(Set problem)
Reproduce the material exactly, omitting nothing.

Records about charts and figures:
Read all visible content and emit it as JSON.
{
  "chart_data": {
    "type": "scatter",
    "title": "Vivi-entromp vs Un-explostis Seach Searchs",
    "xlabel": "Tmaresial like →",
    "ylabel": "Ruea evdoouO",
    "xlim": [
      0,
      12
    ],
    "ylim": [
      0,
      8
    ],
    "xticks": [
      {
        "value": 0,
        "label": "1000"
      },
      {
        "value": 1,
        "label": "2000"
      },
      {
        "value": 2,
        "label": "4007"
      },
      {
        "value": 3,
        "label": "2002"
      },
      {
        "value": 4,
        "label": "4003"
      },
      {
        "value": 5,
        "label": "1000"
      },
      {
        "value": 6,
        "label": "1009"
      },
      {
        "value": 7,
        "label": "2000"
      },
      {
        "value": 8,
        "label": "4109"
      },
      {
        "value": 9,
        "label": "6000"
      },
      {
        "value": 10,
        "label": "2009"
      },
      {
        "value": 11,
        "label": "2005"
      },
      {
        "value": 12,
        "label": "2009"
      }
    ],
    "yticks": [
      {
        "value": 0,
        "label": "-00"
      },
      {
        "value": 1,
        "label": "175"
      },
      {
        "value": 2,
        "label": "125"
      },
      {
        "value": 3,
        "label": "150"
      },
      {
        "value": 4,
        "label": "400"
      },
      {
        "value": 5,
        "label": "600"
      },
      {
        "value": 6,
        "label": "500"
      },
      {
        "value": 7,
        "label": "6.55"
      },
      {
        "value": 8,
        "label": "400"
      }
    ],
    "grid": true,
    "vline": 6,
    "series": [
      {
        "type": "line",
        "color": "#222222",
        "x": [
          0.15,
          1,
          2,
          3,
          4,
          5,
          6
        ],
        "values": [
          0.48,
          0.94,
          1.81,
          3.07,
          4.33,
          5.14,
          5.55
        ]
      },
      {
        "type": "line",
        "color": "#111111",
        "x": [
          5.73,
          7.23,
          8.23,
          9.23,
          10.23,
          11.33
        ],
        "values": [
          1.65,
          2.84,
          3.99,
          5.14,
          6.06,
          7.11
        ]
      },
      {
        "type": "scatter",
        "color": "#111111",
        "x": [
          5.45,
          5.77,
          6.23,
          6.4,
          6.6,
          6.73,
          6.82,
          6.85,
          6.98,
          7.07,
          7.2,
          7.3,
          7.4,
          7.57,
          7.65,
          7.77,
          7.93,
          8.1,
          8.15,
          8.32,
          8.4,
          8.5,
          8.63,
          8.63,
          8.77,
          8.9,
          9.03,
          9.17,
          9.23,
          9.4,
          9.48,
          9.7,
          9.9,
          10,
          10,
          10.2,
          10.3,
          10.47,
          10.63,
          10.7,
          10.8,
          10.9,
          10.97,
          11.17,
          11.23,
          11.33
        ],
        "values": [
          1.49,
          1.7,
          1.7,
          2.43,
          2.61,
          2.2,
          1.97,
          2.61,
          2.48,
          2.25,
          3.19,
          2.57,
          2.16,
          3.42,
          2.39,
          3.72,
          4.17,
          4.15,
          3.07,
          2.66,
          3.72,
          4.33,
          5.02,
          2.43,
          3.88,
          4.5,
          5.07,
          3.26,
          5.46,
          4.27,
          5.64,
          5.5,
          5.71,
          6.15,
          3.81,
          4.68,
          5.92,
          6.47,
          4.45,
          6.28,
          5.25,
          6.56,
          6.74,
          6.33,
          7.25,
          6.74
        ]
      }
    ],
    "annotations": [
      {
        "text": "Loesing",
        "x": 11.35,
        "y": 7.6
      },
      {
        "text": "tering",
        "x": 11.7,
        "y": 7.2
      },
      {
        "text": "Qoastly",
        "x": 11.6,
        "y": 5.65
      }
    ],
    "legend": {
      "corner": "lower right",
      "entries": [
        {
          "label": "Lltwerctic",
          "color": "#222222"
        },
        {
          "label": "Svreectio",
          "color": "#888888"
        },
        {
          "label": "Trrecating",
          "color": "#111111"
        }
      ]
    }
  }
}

(Answer in full)
Read all visible content and emit it as JSON.
{
  "chart_data": {
    "type": "scatter",
    "title": "Vivi-entromp vs Un-explostis Seach Searchs",
    "xlabel": "Tmaresial like →",
    "ylabel": "Ruea evdoouO",
    "xlim": [
      0,
      12
    ],
    "ylim": [
      0,
      8
    ],
    "xticks": [
      {
        "value": 0,
        "label": "1000"
      },
      {
        "value": 1,
        "label": "2000"
      },
      {
        "value": 2,
        "label": "4007"
      },
      {
        "value": 3,
        "label": "2002"
      },
      {
        "value": 4,
        "label": "4003"
      },
      {
        "value": 5,
        "label": "1000"
      },
      {
        "value": 6,
        "label": "1009"
      },
      {
        "value": 7,
        "label": "2000"
      },
      {
        "value": 8,
        "label": "4109"
      },
      {
        "value": 9,
        "label": "6000"
      },
      {
        "value": 10,
        "label": "2009"
      },
      {
        "value": 11,
        "label": "2005"
      },
      {
        "value": 12,
        "label": "2009"
      }
    ],
    "yticks": [
      {
        "value": 0,
        "label": "-00"
      },
      {
        "value": 1,
        "label": "175"
      },
      {
        "value": 2,
        "label": "125"
      },
      {
        "value": 3,
        "label": "150"
      },
      {
        "value": 4,
        "label": "400"
      },
      {
        "value": 5,
        "label": "600"
      },
      {
        "value": 6,
        "label": "500"
      },
      {
        "value": 7,
        "label": "6.55"
      },
      {
        "value": 8,
        "label": "400"
      }
    ],
    "grid": true,
    "vline": 6,
    "series": [
      {
        "type": "line",
        "color": "#222222",
        "x": [
          0.15,
          1,
          2,
          3,
          4,
          5,
          6
        ],
        "values": [
          0.48,
          0.94,
          1.81,
          3.07,
          4.33,
          5.14,
          5.55
        ]
      },
      {
        "type": "line",
        "color": "#111111",
        "x": [
          5.73,
          7.23,
          8.23,
          9.23,
          10.23,
          11.33
        ],
        "values": [
          1.65,
          2.84,
          3.99,
          5.14,
          6.06,
          7.11
        ]
      },
      {
        "type": "scatter",
        "color": "#111111",
        "x": [
          5.45,
          5.77,
          6.23,
          6.4,
          6.6,
          6.73,
          6.82,
          6.85,
          6.98,
          7.07,
          7.2,
          7.3,
          7.4,
          7.57,
          7.65,
          7.77,
          7.93,
          8.1,
          8.15,
          8.32,
          8.4,
          8.5,
          8.63,
          8.63,
          8.77,
          8.9,
          9.03,
          9.17,
          9.23,
          9.4,
          9.48,
          9.7,
          9.9,
          10,
          10,
          10.2,
          10.3,
          10.47,
          10.63,
          10.7,
          10.8,
          10.9,
          10.97,
          11.17,
          11.23,
          11.33
        ],
        "values": [
          1.49,
          1.7,
          1.7,
          2.43,
          2.61,
          2.2,
          1.97,
          2.61,
          2.48,
          2.25,
          3.19,
          2.57,
          2.16,
          3.42,
          2.39,
          3.72,
          4.17,
          4.15,
          3.07,
          2.66,
          3.72,
          4.33,
          5.02,
          2.43,
          3.88,
          4.5,
          5.07,
          3.26,
          5.46,
          4.27,
          5.64,
          5.5,
          5.71,
          6.15,
          3.81,
          4.68,
          5.92,
          6.47,
          4.45,
          6.28,
          5.25,
          6.56,
          6.74,
          6.33,
          7.25,
          6.74
        ]
      }
    ],
    "annotations": [
      {
        "text": "Loesing",
        "x": 11.35,
        "y": 7.6
      },
      {
        "text": "tering",
        "x": 11.7,
        "y": 7.2
      },
      {
        "text": "Qoastly",
        "x": 11.6,
        "y": 5.65
      }
    ],
    "legend": {
      "corner": "lower right",
      "entries": [
        {
          "label": "Lltwerctic",
          "color": "#222222"
        },
        {
          "label": "Svreectio",
          "color": "#888888"
        },
        {
          "label": "Trrecating",
          "color": "#111111"
        }
      ]
    }
  }
}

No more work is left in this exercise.